__Given task__
Below are some records; reproduce every one of them exactly.

__Dataset rows__
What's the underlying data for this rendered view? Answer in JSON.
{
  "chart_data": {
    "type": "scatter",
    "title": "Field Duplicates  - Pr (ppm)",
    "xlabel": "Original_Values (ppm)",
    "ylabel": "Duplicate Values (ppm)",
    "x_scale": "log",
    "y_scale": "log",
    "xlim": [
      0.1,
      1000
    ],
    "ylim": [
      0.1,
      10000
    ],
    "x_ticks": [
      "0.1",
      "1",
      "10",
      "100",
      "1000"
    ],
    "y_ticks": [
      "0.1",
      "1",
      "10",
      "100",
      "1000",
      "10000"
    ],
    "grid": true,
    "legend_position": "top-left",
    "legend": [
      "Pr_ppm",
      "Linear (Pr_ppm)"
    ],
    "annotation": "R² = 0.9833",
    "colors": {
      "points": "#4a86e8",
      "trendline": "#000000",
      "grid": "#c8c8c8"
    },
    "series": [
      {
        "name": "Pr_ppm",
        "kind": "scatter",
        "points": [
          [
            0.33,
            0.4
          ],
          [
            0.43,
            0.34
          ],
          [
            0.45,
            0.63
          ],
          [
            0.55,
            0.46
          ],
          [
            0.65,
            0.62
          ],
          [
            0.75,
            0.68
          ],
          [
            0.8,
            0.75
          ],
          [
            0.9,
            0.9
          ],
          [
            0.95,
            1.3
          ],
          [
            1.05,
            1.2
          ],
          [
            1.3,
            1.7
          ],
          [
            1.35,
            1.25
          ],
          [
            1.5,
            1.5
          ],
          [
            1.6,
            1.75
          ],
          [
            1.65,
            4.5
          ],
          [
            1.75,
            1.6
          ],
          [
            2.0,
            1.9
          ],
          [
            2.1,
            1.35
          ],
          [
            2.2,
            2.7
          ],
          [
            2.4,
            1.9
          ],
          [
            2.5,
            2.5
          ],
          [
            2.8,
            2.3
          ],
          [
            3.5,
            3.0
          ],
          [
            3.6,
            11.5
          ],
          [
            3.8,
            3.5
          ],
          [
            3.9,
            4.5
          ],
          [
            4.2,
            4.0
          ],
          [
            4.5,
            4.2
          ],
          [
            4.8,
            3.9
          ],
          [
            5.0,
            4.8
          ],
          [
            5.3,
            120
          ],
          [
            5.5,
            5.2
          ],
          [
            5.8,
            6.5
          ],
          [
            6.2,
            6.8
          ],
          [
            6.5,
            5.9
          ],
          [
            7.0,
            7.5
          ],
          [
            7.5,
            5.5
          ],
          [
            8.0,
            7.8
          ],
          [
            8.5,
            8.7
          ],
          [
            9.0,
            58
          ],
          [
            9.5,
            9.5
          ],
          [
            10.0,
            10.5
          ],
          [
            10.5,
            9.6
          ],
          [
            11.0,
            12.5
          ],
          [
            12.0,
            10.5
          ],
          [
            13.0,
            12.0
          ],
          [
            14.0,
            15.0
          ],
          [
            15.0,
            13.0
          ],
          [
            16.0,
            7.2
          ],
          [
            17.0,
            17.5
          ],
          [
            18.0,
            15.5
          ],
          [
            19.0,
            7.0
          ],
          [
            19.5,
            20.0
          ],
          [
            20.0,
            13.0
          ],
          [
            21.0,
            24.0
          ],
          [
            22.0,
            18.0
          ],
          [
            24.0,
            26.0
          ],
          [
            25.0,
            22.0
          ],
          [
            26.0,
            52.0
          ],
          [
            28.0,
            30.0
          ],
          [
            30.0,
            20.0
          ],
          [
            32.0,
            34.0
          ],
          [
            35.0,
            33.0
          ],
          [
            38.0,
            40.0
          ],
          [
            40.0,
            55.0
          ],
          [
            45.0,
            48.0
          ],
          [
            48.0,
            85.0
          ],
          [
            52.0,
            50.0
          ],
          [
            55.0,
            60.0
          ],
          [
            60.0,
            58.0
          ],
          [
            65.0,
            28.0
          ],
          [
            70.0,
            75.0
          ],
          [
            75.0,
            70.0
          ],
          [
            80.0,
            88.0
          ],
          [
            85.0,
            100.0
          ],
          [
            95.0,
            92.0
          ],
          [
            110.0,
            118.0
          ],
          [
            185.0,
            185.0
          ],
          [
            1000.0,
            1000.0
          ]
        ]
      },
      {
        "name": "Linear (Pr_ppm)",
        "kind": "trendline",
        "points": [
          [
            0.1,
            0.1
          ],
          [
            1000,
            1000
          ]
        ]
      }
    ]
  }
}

__Full response__
What's the underlying data for this rendered view? Answer in JSON.
{
  "chart_data": {
    "type": "scatter",
    "title": "Field Duplicates  - Pr (ppm)",
    "xlabel": "Original_Values (ppm)",
    "ylabel": "Duplicate Values (ppm)",
    "x_scale": "log",
    "y_scale": "log",
    "xlim": [
      0.1,
      1000
    ],
    "ylim": [
      0.1,
      10000
    ],
    "x_ticks": [
      "0.1",
      "1",
      "10",
      "100",
      "1000"
    ],
    "y_ticks": [
      "0.1",
      "1",
      "10",
      "100",
      "1000",
      "10000"
    ],
    "grid": true,
    "legend_position": "top-left",
    "legend": [
      "Pr_ppm",
      "Linear (Pr_ppm)"
    ],
    "annotation": "R² = 0.9833",
    "colors": {
      "points": "#4a86e8",
      "trendline": "#000000",
      "grid": "#c8c8c8"
    },
    "series": [
      {
        "name": "Pr_ppm",
        "kind": "scatter",
        "points": [
          [
            0.33,
            0.4
          ],
          [
            0.43,
            0.34
          ],
          [
            0.45,
            0.63
          ],
          [
            0.55,
            0.46
          ],
          [
            0.65,
            0.62
          ],
          [
            0.75,
            0.68
          ],
          [
            0.8,
            0.75
          ],
          [
            0.9,
            0.9
          ],
          [
            0.95,
            1.3
          ],
          [
            1.05,
            1.2
          ],
          [
            1.3,
            1.7
          ],
          [
            1.35,
            1.25
          ],
          [
            1.5,
            1.5
          ],
          [
            1.6,
            1.75
          ],
          [
            1.65,
            4.5
          ],
          [
            1.75,
            1.6
          ],
          [
            2.0,
            1.9
          ],
          [
            2.1,
            1.35
          ],
          [
            2.2,
            2.7
          ],
          [
            2.4,
            1.9
          ],
          [
            2.5,
            2.5
          ],
          [
            2.8,
            2.3
          ],
          [
            3.5,
            3.0
          ],
          [
            3.6,
            11.5
          ],
          [
            3.8,
            3.5
          ],
          [
            3.9,
            4.5
          ],
          [
            4.2,
            4.0
          ],
          [
            4.5,
            4.2
          ],
          [
            4.8,
            3.9
          ],
          [
            5.0,
            4.8
          ],
          [
            5.3,
            120
          ],
          [
            5.5,
            5.2
          ],
          [
            5.8,
            6.5
          ],
          [
            6.2,
            6.8
          ],
          [
            6.5,
            5.9
          ],
          [
            7.0,
            7.5
          ],
          [
            7.5,
            5.5
          ],
          [
            8.0,
            7.8
          ],
          [
            8.5,
            8.7
          ],
          [
            9.0,
            58
          ],
          [
            9.5,
            9.5
          ],
          [
            10.0,
            10.5
          ],
          [
            10.5,
            9.6
          ],
          [
            11.0,
            12.5
          ],
          [
            12.0,
            10.5
          ],
          [
            13.0,
            12.0
          ],
          [
            14.0,
            15.0
          ],
          [
            15.0,
            13.0
          ],
          [
            16.0,
            7.2
          ],
          [
            17.0,
            17.5
          ],
          [
            18.0,
            15.5
          ],
          [
            19.0,
            7.0
          ],
          [
            19.5,
            20.0
          ],
          [
            20.0,
            13.0
          ],
          [
            21.0,
            24.0
          ],
          [
            22.0,
            18.0
          ],
          [
            24.0,
            26.0
          ],
          [
            25.0,
            22.0
          ],
          [
            26.0,
            52.0
          ],
          [
            28.0,
            30.0
          ],
          [
            30.0,
            20.0
          ],
          [
            32.0,
            34.0
          ],
          [
            35.0,
            33.0
          ],
          [
            38.0,
            40.0
          ],
          [
            40.0,
            55.0
          ],
          [
            45.0,
            48.0
          ],
          [
            48.0,
            85.0
          ],
          [
            52.0,
            50.0
          ],
          [
            55.0,
            60.0
          ],
          [
            60.0,
            58.0
          ],
          [
            65.0,
            28.0
          ],
          [
            70.0,
            75.0
          ],
          [
            75.0,
            70.0
          ],
          [
            80.0,
            88.0
          ],
          [
            85.0,
            100.0
          ],
          [
            95.0,
            92.0
          ],
          [
            110.0,
            118.0
          ],
          [
            185.0,
            185.0
          ],
          [
            1000.0,
            1000.0
          ]
        ]
      },
      {
        "name": "Linear (Pr_ppm)",
        "kind": "trendline",
        "points": [
          [
            0.1,
            0.1
          ],
          [
            1000,
            1000
          ]
        ]
      }
    ]
  }
}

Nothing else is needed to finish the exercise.